## Directive:
Count, in the entries below, the lines in which "added" occurs. Give the number, nothing more.

## Provided data:
# # # #

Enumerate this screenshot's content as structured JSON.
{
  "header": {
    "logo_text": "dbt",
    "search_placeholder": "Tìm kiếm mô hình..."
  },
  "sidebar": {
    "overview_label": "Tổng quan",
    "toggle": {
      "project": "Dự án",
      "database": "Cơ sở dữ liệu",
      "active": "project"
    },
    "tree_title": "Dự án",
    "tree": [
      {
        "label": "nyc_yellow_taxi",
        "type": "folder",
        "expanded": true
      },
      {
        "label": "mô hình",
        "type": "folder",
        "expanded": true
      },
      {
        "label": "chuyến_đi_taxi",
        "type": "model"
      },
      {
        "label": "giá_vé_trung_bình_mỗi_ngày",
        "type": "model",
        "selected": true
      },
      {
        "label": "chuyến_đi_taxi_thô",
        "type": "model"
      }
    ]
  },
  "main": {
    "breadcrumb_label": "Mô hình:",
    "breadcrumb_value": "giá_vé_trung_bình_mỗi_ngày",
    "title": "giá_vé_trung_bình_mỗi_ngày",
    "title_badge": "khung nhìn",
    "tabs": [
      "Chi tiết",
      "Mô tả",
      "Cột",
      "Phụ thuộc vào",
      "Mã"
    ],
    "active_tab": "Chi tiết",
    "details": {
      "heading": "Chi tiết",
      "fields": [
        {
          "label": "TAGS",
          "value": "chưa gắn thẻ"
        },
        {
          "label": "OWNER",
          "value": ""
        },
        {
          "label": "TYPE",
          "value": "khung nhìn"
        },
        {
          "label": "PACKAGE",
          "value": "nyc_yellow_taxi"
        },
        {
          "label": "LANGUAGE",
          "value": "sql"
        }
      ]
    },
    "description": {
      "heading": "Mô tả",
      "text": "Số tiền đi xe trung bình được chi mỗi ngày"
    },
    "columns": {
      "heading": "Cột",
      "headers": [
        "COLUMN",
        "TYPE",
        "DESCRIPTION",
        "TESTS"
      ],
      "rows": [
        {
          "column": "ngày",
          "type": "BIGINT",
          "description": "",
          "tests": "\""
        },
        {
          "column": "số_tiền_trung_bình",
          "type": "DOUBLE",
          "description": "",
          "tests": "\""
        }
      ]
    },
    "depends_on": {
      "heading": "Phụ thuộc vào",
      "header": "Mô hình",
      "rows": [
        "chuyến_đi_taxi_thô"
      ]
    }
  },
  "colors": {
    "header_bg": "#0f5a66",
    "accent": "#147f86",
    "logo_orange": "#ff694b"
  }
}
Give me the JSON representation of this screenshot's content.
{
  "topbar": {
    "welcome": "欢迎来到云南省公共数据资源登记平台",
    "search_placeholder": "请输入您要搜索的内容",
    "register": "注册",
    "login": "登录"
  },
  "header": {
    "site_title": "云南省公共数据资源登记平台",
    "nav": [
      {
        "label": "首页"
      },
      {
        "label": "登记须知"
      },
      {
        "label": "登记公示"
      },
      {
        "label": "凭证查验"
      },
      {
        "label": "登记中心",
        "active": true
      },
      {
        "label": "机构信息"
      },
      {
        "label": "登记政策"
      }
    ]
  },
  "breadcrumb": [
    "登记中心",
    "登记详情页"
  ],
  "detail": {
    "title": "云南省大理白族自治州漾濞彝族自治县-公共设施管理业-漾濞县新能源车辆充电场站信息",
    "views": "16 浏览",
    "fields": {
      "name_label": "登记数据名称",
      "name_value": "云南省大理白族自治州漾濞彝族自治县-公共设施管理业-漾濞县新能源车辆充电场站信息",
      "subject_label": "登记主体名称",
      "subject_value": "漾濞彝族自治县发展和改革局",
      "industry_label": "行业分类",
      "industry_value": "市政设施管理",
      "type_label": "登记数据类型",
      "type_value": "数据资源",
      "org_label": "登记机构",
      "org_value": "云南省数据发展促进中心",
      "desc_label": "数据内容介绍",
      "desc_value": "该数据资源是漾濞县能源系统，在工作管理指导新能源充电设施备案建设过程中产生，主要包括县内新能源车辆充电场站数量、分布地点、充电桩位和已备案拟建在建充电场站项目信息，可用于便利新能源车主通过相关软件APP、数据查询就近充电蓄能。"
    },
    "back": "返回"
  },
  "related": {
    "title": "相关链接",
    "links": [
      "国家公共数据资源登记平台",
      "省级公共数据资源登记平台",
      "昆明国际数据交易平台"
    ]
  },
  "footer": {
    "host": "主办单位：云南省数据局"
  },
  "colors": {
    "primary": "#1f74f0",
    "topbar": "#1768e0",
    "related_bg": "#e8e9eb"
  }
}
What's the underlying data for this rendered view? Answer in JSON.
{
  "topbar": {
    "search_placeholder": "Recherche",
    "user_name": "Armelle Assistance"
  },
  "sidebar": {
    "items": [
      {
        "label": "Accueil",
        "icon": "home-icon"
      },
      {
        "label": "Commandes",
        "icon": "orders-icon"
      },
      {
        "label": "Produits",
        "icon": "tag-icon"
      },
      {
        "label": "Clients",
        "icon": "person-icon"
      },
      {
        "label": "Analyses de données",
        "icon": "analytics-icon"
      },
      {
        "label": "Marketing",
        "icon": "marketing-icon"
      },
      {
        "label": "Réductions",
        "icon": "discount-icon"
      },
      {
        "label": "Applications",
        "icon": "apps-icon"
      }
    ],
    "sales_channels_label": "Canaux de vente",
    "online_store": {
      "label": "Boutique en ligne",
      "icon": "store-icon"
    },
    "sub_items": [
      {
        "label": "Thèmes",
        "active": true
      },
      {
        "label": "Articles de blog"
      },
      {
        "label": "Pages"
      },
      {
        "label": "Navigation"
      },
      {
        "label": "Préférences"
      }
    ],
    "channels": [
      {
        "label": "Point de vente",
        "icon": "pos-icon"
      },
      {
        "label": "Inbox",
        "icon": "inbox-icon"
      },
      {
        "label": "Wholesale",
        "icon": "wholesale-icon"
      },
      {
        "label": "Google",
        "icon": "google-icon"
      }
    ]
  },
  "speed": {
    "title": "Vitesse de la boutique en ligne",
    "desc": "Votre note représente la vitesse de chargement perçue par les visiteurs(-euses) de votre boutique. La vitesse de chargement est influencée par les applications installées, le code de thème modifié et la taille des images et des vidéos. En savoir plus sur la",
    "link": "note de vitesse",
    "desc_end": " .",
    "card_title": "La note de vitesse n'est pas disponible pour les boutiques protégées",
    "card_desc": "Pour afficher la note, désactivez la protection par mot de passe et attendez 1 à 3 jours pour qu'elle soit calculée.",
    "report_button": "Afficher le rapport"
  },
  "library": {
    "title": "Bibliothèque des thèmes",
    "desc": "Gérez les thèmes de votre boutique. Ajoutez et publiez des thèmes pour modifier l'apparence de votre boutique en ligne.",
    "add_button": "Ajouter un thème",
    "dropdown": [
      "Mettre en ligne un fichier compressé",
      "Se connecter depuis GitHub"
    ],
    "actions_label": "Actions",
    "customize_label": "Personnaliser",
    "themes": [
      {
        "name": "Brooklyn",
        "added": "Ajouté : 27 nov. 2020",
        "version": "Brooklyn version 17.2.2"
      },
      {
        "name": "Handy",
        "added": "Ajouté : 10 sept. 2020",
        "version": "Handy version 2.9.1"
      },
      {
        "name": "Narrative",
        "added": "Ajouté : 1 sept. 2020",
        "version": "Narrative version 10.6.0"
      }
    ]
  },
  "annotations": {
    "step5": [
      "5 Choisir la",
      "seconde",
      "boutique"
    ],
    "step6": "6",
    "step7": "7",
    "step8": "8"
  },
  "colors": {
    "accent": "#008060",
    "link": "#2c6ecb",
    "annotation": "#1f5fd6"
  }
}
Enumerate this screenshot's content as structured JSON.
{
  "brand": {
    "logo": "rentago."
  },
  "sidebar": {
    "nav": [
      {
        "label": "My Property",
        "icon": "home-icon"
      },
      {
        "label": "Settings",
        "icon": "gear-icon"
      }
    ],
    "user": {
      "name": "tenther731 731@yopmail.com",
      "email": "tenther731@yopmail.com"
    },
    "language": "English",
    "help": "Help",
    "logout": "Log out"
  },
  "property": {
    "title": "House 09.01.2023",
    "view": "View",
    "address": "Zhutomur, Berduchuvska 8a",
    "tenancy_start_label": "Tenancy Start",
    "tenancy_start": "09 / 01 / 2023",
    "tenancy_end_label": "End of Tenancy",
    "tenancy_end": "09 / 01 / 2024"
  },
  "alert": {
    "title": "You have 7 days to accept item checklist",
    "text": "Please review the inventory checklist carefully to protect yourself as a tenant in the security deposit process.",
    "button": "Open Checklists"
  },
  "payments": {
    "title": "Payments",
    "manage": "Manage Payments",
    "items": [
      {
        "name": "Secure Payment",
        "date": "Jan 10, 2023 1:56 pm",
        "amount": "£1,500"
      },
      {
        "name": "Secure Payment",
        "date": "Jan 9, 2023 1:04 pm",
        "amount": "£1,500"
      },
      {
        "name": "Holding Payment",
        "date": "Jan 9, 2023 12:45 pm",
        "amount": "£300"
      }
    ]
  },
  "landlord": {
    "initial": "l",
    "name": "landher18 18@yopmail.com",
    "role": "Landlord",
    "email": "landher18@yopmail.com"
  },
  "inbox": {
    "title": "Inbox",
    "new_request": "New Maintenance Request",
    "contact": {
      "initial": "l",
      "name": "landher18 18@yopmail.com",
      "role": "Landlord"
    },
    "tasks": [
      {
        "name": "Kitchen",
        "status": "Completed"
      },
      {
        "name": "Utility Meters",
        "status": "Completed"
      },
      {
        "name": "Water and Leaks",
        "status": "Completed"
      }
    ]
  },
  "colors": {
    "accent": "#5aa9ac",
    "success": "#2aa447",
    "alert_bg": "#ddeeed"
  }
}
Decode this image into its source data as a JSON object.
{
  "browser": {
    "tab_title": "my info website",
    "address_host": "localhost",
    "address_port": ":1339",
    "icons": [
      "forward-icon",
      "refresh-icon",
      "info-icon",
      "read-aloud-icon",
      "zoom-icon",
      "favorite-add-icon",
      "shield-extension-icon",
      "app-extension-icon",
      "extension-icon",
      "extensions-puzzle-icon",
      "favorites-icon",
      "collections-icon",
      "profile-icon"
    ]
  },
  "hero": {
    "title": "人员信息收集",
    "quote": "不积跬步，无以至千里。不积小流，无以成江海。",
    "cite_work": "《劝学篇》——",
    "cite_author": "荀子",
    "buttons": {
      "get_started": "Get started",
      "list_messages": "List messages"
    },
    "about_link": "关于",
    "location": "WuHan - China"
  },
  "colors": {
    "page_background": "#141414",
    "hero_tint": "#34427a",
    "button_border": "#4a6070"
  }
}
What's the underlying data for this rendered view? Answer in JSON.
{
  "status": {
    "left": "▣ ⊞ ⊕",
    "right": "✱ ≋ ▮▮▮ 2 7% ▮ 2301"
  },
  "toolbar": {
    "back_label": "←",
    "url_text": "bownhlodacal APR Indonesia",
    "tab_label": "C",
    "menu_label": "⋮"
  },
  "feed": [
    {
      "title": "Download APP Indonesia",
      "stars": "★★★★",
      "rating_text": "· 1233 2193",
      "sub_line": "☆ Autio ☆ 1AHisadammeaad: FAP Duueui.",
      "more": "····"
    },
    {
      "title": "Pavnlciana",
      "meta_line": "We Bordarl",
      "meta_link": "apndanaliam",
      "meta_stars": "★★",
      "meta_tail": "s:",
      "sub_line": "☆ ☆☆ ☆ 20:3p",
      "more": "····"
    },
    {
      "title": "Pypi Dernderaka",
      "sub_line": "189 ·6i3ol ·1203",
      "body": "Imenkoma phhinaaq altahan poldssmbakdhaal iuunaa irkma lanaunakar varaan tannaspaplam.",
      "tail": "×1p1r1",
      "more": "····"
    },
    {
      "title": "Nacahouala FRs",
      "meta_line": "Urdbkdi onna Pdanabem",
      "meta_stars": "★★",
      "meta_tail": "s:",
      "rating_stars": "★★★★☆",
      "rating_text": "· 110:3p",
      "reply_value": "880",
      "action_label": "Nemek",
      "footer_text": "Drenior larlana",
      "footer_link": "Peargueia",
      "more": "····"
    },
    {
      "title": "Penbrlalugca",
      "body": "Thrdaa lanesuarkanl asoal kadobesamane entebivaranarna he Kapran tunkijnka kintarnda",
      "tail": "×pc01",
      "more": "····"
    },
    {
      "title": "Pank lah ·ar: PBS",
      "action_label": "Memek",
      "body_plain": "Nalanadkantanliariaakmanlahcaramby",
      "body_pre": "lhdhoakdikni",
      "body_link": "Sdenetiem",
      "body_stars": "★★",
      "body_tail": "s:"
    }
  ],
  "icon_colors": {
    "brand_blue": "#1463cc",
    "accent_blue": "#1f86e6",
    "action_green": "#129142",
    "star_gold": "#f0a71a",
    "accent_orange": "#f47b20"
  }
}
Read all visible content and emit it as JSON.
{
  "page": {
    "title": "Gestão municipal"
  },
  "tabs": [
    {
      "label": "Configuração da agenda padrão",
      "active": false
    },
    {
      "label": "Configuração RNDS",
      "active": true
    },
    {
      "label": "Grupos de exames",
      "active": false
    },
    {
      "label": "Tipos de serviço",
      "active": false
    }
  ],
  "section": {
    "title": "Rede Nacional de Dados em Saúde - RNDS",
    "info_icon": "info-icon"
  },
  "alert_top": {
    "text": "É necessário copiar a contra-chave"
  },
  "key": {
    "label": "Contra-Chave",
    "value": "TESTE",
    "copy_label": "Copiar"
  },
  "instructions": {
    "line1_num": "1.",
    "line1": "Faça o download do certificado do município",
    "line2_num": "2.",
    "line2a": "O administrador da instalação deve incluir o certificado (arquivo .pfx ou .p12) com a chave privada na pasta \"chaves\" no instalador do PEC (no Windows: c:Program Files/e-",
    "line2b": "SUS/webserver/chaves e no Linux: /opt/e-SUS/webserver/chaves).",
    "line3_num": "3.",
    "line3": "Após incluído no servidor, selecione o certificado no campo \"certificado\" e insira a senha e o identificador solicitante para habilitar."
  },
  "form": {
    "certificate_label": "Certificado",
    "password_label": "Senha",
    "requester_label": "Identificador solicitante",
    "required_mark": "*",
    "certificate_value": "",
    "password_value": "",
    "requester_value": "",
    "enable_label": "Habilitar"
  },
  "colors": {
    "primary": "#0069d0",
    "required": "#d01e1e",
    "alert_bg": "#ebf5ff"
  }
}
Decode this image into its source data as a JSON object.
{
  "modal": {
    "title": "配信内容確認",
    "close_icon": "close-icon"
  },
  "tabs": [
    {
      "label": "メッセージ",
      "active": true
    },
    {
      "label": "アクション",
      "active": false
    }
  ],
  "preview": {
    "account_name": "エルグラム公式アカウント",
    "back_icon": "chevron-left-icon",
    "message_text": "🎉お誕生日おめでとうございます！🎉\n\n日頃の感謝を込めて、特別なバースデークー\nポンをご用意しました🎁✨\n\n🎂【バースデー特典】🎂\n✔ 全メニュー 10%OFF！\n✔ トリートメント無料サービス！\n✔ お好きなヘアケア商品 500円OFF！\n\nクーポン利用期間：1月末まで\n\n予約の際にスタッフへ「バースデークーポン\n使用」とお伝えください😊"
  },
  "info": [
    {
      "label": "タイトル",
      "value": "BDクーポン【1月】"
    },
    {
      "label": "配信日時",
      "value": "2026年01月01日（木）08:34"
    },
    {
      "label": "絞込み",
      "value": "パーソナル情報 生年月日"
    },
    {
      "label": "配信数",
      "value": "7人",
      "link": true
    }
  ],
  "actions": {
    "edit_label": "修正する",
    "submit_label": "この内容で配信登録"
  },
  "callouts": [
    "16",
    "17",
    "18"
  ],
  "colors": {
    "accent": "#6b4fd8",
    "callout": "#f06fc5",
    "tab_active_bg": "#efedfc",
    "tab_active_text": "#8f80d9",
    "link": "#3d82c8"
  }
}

# # # #

## Reply to the task:
3